Request: Wherever the word "Epoch" turns up in a line of the entries, copy that line.

(Records that describe figures)
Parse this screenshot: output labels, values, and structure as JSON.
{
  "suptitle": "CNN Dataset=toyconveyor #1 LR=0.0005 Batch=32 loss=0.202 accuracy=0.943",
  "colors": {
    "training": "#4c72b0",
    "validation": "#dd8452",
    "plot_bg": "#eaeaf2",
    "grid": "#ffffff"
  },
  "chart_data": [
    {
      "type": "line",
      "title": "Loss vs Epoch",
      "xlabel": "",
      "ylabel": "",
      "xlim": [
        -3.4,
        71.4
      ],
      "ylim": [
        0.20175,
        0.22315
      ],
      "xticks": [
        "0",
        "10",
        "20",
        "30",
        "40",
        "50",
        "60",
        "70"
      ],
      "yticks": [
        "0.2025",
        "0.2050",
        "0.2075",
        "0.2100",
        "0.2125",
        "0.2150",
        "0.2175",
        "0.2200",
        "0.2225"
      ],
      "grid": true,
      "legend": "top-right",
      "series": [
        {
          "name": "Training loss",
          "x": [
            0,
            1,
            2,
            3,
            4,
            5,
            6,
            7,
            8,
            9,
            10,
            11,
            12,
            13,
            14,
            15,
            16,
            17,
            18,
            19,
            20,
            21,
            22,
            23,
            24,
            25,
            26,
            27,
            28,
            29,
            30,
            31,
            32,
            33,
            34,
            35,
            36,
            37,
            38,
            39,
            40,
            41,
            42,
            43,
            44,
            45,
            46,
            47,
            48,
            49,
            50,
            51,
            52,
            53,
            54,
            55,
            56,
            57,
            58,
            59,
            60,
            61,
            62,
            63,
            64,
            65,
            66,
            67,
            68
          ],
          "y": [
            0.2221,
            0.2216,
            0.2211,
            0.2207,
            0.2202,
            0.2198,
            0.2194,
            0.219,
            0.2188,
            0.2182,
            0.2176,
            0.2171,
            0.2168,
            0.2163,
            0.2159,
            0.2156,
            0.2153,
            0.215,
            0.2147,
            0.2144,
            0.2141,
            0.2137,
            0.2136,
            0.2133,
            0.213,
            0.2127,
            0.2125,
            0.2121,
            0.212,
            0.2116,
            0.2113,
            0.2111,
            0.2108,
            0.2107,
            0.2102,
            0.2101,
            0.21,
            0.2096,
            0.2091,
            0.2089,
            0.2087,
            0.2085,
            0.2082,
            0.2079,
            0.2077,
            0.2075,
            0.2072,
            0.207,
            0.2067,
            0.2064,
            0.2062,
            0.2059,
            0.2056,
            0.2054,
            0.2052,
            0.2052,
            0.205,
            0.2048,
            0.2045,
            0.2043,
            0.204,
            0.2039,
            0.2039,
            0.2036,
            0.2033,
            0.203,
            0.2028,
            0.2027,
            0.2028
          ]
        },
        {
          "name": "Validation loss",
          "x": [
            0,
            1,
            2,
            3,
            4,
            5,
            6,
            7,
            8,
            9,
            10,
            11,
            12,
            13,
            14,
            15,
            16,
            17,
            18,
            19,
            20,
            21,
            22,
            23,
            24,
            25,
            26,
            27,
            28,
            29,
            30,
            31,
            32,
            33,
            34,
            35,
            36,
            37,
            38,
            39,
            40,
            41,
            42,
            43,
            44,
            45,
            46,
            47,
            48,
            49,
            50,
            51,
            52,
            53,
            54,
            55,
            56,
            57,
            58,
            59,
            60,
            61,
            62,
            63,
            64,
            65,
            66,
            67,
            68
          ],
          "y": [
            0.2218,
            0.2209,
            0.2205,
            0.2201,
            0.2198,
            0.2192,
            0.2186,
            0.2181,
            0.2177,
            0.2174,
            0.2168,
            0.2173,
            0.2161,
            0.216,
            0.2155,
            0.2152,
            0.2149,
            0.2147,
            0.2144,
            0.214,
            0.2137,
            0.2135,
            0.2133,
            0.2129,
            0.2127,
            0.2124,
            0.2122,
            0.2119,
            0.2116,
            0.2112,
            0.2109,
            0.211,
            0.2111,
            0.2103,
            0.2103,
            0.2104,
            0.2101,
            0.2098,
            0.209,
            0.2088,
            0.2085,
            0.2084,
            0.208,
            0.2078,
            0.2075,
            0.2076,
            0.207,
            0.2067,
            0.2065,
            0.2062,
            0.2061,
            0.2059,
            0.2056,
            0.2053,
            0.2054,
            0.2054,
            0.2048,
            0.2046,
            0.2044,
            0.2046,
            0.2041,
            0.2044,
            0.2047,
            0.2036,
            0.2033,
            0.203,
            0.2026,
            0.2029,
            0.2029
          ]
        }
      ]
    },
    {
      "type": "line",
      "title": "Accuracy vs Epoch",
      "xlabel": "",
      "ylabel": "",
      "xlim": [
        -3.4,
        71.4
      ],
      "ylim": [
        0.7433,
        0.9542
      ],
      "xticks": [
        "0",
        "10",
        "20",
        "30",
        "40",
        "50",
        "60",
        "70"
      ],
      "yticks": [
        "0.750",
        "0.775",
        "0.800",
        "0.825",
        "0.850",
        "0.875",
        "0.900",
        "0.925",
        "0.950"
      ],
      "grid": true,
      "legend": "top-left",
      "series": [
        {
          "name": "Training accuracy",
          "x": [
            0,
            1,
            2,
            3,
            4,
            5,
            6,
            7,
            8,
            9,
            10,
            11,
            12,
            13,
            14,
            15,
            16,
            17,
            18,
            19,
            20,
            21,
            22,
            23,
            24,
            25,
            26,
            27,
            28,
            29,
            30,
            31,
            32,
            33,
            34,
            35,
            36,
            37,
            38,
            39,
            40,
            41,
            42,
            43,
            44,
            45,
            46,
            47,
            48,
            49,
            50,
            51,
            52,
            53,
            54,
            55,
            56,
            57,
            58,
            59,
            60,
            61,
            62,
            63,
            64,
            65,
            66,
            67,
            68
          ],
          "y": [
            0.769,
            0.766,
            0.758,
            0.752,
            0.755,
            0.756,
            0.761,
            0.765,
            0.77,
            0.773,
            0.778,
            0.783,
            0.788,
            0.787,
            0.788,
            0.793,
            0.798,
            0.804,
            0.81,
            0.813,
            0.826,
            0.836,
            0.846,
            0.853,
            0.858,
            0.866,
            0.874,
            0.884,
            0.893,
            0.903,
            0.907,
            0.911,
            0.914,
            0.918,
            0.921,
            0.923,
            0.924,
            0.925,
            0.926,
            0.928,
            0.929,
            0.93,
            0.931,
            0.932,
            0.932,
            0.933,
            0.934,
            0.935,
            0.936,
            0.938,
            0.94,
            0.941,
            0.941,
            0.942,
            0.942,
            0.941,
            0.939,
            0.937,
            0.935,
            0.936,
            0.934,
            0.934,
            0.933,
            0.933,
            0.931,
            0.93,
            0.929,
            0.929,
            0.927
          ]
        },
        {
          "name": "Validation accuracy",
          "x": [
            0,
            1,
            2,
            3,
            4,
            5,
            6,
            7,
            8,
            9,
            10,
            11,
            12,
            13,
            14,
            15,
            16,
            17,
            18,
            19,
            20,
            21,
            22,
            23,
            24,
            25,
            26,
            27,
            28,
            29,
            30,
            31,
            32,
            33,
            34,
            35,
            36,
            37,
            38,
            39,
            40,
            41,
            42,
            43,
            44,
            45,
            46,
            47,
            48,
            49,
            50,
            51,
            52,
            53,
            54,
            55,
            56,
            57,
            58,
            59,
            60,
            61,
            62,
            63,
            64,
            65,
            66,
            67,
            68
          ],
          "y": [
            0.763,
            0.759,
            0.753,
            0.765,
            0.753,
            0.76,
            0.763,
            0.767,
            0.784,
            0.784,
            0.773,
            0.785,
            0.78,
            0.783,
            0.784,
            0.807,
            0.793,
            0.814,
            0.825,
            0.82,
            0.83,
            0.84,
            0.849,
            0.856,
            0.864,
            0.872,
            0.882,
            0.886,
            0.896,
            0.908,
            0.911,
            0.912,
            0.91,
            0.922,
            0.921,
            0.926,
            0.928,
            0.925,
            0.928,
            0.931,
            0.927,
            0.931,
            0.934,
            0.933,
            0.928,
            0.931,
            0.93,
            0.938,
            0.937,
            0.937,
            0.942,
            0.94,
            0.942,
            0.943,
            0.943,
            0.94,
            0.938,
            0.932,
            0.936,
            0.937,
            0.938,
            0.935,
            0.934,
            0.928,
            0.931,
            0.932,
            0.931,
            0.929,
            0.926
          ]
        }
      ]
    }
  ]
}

Finished task:
      "title": "Loss vs Epoch",
      "title": "Accuracy vs Epoch",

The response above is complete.